— Start PAGE EXTRACT —
The case centered around a joint Saudi-US national’s argument that disclosure of his bank details was a violation of his right to respect for his private life and that he was discriminated against due to his US citizenship. In the pursuit of tax evaders and pursuant to the 2008 agreement between UBS and the IRS providing criminal immunity to UBS, UBS handed over account information of its US taxpayers to the IRS. After failing to gain success with the legal argument that the Swiss authorities had no legal standing to force UBS to disclose account holder information, the joint national logged the human rights violation and discrimination claim.

This is the first human rights violation claim that has been brought and adjudicated in the new era of vanishing bank secrecy. Many cases arguing privacy concerns have come and gone; however, this is the first to make the argument that privacy is a basic human right, on par with other human rights like the right to be free from slavery and the right to freedom of thought. The European Court ruling is binding on all 47 countries of the Council of Europe that have ratified the European Convention on Human Rights.
— End PAGE EXTRACT —
— Start PROVIDED DATA —
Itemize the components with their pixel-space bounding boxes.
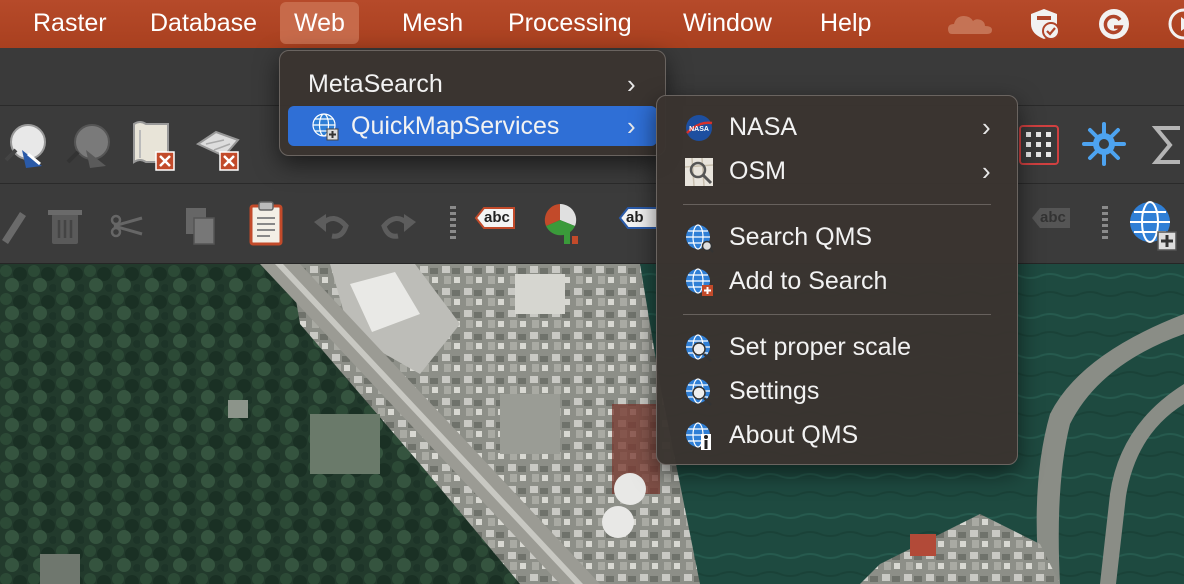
menu-item-settings[interactable]: Settings xyxy=(665,371,1009,411)
chevron-right-icon: › xyxy=(627,111,636,141)
menu-item-label: Settings xyxy=(729,377,820,405)
menu-item-label: OSM xyxy=(729,157,786,185)
qms-globe-icon xyxy=(312,113,339,141)
app-menu-bar: Raster Database Web Mesh Processing Wind… xyxy=(0,0,1184,48)
menu-separator xyxy=(683,204,991,205)
shield-check-icon[interactable] xyxy=(1026,6,1062,42)
nasa-logo-icon: NASA xyxy=(686,115,713,141)
label-tool-disabled[interactable]: abc xyxy=(1030,206,1072,230)
menu-item-metasearch[interactable]: MetaSearch › xyxy=(288,64,657,104)
undo-icon[interactable] xyxy=(312,208,352,244)
chevron-right-icon: › xyxy=(982,156,991,186)
building xyxy=(228,400,248,418)
layout-map-icon[interactable] xyxy=(194,122,246,174)
menu-window[interactable]: Window xyxy=(683,0,772,48)
qms-submenu: NASA NASA › OSM › Search QMS Add to Sear… xyxy=(656,95,1018,465)
menu-item-set-proper-scale[interactable]: Set proper scale xyxy=(665,327,1009,367)
menu-item-nasa[interactable]: NASA NASA › xyxy=(665,107,1009,147)
storage-tank xyxy=(602,506,634,538)
building xyxy=(515,274,565,314)
media-control-icon[interactable] xyxy=(1166,6,1184,42)
menu-item-label: MetaSearch xyxy=(308,70,443,98)
globe-add-icon xyxy=(686,268,713,296)
menu-item-quickmapservices[interactable]: QuickMapServices › xyxy=(288,106,657,146)
storage-tank xyxy=(614,473,646,505)
globe-search-icon xyxy=(686,224,714,253)
chevron-right-icon: › xyxy=(982,112,991,142)
building xyxy=(500,394,560,454)
menu-item-label: About QMS xyxy=(729,421,859,449)
chevron-right-icon: › xyxy=(627,69,636,99)
menu-mesh[interactable]: Mesh xyxy=(402,0,463,48)
menu-separator xyxy=(683,314,991,315)
menu-item-label: Set proper scale xyxy=(729,333,912,361)
building xyxy=(40,554,80,584)
label-tool-ab[interactable]: ab xyxy=(618,206,660,230)
menu-item-add-to-search[interactable]: Add to Search xyxy=(665,261,1009,301)
menu-item-label: QuickMapServices xyxy=(351,112,560,140)
svg-text:NASA: NASA xyxy=(689,126,709,133)
menu-web[interactable]: Web xyxy=(280,2,359,44)
globe-settings-icon xyxy=(686,378,712,406)
red-roof-building xyxy=(910,534,936,556)
web-menu: MetaSearch › QuickMapServices › xyxy=(279,50,666,156)
osm-icon xyxy=(684,157,714,187)
menu-item-osm[interactable]: OSM › xyxy=(665,151,1009,191)
menu-item-search-qms[interactable]: Search QMS xyxy=(665,217,1009,257)
select-feature-icon[interactable] xyxy=(62,120,112,174)
cloud-icon[interactable] xyxy=(944,6,996,42)
globe-scale-icon xyxy=(686,334,712,362)
globe-info-icon xyxy=(686,422,711,450)
map-document-icon[interactable] xyxy=(128,118,180,174)
grammarly-icon[interactable] xyxy=(1096,6,1132,42)
label-tool-text: ab xyxy=(626,209,644,226)
menu-processing[interactable]: Processing xyxy=(508,0,632,48)
menu-item-label: Search QMS xyxy=(729,223,873,251)
menu-item-label: Add to Search xyxy=(729,267,888,295)
qms-globe-add-icon[interactable] xyxy=(1124,198,1180,252)
gear-settings-icon[interactable] xyxy=(1080,120,1128,168)
toolbar-handle[interactable] xyxy=(1102,206,1108,240)
facility-building xyxy=(310,414,380,474)
menu-help[interactable]: Help xyxy=(820,0,871,48)
toolbar-handle[interactable] xyxy=(450,206,456,240)
menu-database[interactable]: Database xyxy=(150,0,257,48)
redo-icon[interactable] xyxy=(378,208,418,244)
identify-features-icon[interactable] xyxy=(0,120,50,174)
label-tool-text: abc xyxy=(484,209,510,226)
grid-layer-icon[interactable] xyxy=(1016,122,1062,168)
diagram-pie-icon[interactable] xyxy=(540,200,586,248)
menu-raster[interactable]: Raster xyxy=(33,0,107,48)
menu-item-about-qms[interactable]: About QMS xyxy=(665,415,1009,455)
cut-icon[interactable] xyxy=(108,206,148,246)
copy-icon[interactable] xyxy=(180,204,218,248)
menu-item-label: NASA xyxy=(729,113,798,141)
sum-statistics-icon[interactable] xyxy=(1150,118,1184,172)
label-tool-text: abc xyxy=(1040,209,1066,226)
paste-icon[interactable] xyxy=(246,200,286,248)
delete-icon[interactable] xyxy=(44,204,86,248)
label-tool-abc[interactable]: abc xyxy=(474,206,516,230)
edit-pencil-icon[interactable] xyxy=(0,204,30,248)
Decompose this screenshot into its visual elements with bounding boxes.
— End PROVIDED DATA —
TASKS AND EXERCISES –
A: In the extract on the UBS disclosure case, how many countries are bound by the European Court ruling?
B: Pick up the extract on the UBS human rights case where it stops and continue it.

OUTPUTS BY TASK –
A: All 47 countries of the Council of Europe that have ratified the European Convention on Human Rights.

B:
Will we see similar legal challenges in the US?

The US has the Right to Financial Privacy Act of 1978 (hereinafter “RFPA”) which was passed after the US Supreme Court in 1976 in United States v. Miller ruled that bank customers had no legal right to privacy in financial information held by financial institutions. Reacting to this court ruling, Congress enacted RFPA that essentially:

  1. Requires all customer be notified before disclosure to the government of their account details,

  2. Gives customers standing to challenge release of their account details to the government, and

  3. Requires the government to produce a trail of evidence on what information was disclosed and to whom the information was provided.

There have been amendments and changes to RFPA to allow for disclosure of customer account details without notice when terrorism, drug trafficking, or other money laundering activity is suspected. It is worth noting that RFPA applies only to the federal government. It does not include state and local governments or private parties.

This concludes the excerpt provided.